-------- Material provided --------
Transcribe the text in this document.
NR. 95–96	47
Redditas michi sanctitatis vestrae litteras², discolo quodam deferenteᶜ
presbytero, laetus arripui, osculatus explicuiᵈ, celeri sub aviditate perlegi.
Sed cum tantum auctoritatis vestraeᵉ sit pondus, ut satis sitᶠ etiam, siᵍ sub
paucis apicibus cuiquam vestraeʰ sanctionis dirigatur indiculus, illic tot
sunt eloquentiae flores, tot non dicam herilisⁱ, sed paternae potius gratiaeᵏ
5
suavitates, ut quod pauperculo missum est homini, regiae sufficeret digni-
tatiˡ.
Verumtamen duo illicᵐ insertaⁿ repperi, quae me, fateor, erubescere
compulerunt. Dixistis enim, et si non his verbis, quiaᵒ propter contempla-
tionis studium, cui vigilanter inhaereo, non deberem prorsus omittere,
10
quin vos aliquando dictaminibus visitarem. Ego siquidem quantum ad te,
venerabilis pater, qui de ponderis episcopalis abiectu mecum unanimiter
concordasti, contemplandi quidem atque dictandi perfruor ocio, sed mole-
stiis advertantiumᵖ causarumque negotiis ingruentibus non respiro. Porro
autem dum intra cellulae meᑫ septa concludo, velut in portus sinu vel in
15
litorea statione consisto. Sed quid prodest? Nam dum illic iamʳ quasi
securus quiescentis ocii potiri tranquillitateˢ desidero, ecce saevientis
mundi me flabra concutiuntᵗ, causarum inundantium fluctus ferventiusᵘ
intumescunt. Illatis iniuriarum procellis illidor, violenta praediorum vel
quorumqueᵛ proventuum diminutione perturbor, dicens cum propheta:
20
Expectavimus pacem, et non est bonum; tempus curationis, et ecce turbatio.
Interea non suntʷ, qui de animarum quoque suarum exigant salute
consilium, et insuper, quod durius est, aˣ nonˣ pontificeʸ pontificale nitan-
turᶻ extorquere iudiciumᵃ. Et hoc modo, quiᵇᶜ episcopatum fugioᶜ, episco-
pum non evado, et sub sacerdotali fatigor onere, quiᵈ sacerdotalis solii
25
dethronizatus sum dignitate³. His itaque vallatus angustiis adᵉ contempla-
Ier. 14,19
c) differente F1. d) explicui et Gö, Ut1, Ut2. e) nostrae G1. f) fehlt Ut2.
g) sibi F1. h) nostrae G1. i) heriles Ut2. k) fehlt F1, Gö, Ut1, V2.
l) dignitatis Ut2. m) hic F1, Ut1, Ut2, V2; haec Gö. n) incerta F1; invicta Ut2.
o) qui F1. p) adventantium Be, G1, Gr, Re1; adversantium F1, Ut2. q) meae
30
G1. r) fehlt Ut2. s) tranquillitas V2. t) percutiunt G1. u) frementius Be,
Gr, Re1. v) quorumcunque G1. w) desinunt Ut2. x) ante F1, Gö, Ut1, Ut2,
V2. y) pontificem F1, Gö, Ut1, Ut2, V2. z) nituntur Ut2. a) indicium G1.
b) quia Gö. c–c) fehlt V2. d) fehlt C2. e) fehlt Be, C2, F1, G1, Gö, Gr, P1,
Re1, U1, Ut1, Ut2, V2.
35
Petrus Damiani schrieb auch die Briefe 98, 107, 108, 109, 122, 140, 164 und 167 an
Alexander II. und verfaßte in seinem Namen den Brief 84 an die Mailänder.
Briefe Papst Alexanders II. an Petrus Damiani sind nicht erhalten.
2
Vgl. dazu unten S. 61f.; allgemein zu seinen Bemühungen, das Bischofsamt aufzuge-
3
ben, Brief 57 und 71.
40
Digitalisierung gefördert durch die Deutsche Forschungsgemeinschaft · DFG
--------
» Required work
Exactly reproduce the material above.

» Worked answer
Transcribe the text in this document.
NR. 95–96	47
Redditas michi sanctitatis vestrae litteras², discolo quodam deferenteᶜ
presbytero, laetus arripui, osculatus explicuiᵈ, celeri sub aviditate perlegi.
Sed cum tantum auctoritatis vestraeᵉ sit pondus, ut satis sitᶠ etiam, siᵍ sub
paucis apicibus cuiquam vestraeʰ sanctionis dirigatur indiculus, illic tot
sunt eloquentiae flores, tot non dicam herilisⁱ, sed paternae potius gratiaeᵏ
5
suavitates, ut quod pauperculo missum est homini, regiae sufficeret digni-
tatiˡ.
Verumtamen duo illicᵐ insertaⁿ repperi, quae me, fateor, erubescere
compulerunt. Dixistis enim, et si non his verbis, quiaᵒ propter contempla-
tionis studium, cui vigilanter inhaereo, non deberem prorsus omittere,
10
quin vos aliquando dictaminibus visitarem. Ego siquidem quantum ad te,
venerabilis pater, qui de ponderis episcopalis abiectu mecum unanimiter
concordasti, contemplandi quidem atque dictandi perfruor ocio, sed mole-
stiis advertantiumᵖ causarumque negotiis ingruentibus non respiro. Porro
autem dum intra cellulae meᑫ septa concludo, velut in portus sinu vel in
15
litorea statione consisto. Sed quid prodest? Nam dum illic iamʳ quasi
securus quiescentis ocii potiri tranquillitateˢ desidero, ecce saevientis
mundi me flabra concutiuntᵗ, causarum inundantium fluctus ferventiusᵘ
intumescunt. Illatis iniuriarum procellis illidor, violenta praediorum vel
quorumqueᵛ proventuum diminutione perturbor, dicens cum propheta:
20
Expectavimus pacem, et non est bonum; tempus curationis, et ecce turbatio.
Interea non suntʷ, qui de animarum quoque suarum exigant salute
consilium, et insuper, quod durius est, aˣ nonˣ pontificeʸ pontificale nitan-
turᶻ extorquere iudiciumᵃ. Et hoc modo, quiᵇᶜ episcopatum fugioᶜ, episco-
pum non evado, et sub sacerdotali fatigor onere, quiᵈ sacerdotalis solii
25
dethronizatus sum dignitate³. His itaque vallatus angustiis adᵉ contempla-
Ier. 14,19
c) differente F1. d) explicui et Gö, Ut1, Ut2. e) nostrae G1. f) fehlt Ut2.
g) sibi F1. h) nostrae G1. i) heriles Ut2. k) fehlt F1, Gö, Ut1, V2.
l) dignitatis Ut2. m) hic F1, Ut1, Ut2, V2; haec Gö. n) incerta F1; invicta Ut2.
o) qui F1. p) adventantium Be, G1, Gr, Re1; adversantium F1, Ut2. q) meae
30
G1. r) fehlt Ut2. s) tranquillitas V2. t) percutiunt G1. u) frementius Be,
Gr, Re1. v) quorumcunque G1. w) desinunt Ut2. x) ante F1, Gö, Ut1, Ut2,
V2. y) pontificem F1, Gö, Ut1, Ut2, V2. z) nituntur Ut2. a) indicium G1.
b) quia Gö. c–c) fehlt V2. d) fehlt C2. e) fehlt Be, C2, F1, G1, Gö, Gr, P1,
Re1, U1, Ut1, Ut2, V2.
35
Petrus Damiani schrieb auch die Briefe 98, 107, 108, 109, 122, 140, 164 und 167 an
Alexander II. und verfaßte in seinem Namen den Brief 84 an die Mailänder.
Briefe Papst Alexanders II. an Petrus Damiani sind nicht erhalten.
2
Vgl. dazu unten S. 61f.; allgemein zu seinen Bemühungen, das Bischofsamt aufzuge-
3
ben, Brief 57 und 71.
40
Digitalisierung gefördert durch die Deutsche Forschungsgemeinschaft · DFG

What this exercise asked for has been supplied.